STATED GOAL
Beginning with the line that contains "Give me a plain-text", extract each line through the end of the listing below, with no additions or omissions.

EXERCISE INPUTS
--------------------------------------------------
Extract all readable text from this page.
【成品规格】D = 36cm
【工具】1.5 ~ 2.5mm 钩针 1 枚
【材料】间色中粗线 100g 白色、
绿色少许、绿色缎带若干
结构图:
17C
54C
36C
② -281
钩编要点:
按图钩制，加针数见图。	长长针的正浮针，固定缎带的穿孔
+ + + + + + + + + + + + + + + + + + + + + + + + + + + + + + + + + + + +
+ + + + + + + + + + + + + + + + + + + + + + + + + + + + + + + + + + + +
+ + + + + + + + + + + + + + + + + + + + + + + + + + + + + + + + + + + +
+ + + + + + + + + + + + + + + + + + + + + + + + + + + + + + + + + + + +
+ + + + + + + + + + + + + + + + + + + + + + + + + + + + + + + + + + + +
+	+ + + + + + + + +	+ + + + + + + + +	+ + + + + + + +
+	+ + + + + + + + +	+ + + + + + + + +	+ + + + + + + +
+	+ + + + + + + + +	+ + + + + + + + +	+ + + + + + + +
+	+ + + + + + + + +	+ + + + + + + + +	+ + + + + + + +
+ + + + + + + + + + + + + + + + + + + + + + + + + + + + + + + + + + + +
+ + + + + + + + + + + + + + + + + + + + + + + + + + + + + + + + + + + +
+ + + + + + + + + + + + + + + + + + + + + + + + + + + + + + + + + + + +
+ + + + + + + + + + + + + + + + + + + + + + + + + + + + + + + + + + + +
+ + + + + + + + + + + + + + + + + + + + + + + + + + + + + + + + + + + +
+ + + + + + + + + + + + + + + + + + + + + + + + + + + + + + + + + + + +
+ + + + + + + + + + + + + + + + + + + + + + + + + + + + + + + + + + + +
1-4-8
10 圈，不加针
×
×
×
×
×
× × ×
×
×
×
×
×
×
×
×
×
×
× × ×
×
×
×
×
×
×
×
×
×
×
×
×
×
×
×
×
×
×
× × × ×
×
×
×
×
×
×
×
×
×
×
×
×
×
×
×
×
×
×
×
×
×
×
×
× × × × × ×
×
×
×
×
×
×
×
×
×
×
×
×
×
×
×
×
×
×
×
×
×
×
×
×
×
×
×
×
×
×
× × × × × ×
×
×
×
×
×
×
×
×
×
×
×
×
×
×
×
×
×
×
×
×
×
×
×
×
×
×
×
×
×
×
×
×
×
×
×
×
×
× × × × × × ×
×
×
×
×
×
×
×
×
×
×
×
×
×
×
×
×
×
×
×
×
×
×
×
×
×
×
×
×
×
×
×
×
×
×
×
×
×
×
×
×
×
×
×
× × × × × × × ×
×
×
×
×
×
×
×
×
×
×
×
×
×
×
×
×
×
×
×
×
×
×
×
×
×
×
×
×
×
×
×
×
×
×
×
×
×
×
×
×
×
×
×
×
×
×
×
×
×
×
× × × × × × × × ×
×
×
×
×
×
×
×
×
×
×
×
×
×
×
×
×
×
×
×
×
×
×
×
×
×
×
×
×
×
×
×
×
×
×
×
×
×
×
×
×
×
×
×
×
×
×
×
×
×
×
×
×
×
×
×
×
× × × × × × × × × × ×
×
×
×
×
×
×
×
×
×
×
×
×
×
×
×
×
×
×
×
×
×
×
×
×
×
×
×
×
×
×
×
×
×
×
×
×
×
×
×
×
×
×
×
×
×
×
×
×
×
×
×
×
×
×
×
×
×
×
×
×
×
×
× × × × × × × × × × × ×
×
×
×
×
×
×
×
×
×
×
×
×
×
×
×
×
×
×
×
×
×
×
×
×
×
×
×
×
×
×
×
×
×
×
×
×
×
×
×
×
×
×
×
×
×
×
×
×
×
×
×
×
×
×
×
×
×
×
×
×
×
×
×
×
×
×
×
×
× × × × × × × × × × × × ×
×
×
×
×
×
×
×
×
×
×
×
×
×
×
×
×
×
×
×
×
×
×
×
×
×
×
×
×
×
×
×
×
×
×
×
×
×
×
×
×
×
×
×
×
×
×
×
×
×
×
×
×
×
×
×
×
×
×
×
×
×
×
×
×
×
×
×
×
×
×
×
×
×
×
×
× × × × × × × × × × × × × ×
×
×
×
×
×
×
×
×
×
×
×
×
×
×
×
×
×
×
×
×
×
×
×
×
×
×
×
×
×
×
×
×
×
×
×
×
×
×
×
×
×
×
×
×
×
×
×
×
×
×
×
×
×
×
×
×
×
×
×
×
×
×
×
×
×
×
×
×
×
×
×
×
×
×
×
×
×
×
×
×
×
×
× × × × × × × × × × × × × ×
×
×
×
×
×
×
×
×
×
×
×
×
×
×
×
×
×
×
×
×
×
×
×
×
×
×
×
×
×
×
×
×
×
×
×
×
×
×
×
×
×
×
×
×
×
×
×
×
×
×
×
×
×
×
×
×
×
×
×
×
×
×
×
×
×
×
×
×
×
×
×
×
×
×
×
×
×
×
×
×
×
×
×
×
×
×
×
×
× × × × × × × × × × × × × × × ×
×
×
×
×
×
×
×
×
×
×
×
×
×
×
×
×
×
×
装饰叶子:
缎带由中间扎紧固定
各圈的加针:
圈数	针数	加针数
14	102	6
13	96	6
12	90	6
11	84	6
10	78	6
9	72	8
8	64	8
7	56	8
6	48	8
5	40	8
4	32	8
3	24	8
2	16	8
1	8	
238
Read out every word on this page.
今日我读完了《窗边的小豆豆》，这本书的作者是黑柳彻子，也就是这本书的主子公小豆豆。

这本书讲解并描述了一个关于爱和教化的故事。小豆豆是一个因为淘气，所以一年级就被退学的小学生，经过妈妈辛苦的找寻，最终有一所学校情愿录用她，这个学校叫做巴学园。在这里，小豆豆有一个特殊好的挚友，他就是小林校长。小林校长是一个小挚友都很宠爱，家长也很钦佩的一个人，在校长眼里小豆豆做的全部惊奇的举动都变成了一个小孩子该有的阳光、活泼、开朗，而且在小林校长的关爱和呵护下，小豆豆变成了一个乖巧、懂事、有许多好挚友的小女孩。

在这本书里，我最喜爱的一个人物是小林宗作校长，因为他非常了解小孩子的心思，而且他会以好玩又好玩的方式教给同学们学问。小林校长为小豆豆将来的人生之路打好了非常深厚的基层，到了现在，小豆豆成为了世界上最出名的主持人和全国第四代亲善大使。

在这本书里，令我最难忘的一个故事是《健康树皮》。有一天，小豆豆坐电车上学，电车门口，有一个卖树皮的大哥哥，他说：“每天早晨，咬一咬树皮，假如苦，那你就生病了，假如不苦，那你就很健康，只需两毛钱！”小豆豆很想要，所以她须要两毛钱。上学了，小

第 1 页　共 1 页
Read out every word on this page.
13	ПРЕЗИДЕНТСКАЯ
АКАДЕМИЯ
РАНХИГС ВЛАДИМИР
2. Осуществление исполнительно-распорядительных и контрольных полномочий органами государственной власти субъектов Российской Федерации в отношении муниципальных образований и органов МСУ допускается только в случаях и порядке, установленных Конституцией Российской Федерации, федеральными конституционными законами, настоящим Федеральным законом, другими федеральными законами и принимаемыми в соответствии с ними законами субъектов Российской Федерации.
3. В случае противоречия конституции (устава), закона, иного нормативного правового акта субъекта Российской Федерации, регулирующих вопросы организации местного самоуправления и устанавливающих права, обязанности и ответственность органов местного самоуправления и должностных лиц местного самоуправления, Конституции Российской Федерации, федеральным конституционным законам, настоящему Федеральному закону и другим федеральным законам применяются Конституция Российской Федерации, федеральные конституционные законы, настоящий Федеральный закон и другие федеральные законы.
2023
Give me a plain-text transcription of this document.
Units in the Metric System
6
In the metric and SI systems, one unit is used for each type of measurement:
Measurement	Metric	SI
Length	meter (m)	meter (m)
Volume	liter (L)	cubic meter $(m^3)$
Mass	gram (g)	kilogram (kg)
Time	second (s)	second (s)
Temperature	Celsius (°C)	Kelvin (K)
--------------------------------------------------
THE RESULT
Give me a plain-text transcription of this document.
Units in the Metric System
6
In the metric and SI systems, one unit is used for each type of measurement:
Measurement	Metric	SI
Length	meter (m)	meter (m)
Volume	liter (L)	cubic meter $(m^3)$
Mass	gram (g)	kilogram (kg)
Time	second (s)	second (s)
Temperature	Celsius (°C)	Kelvin (K)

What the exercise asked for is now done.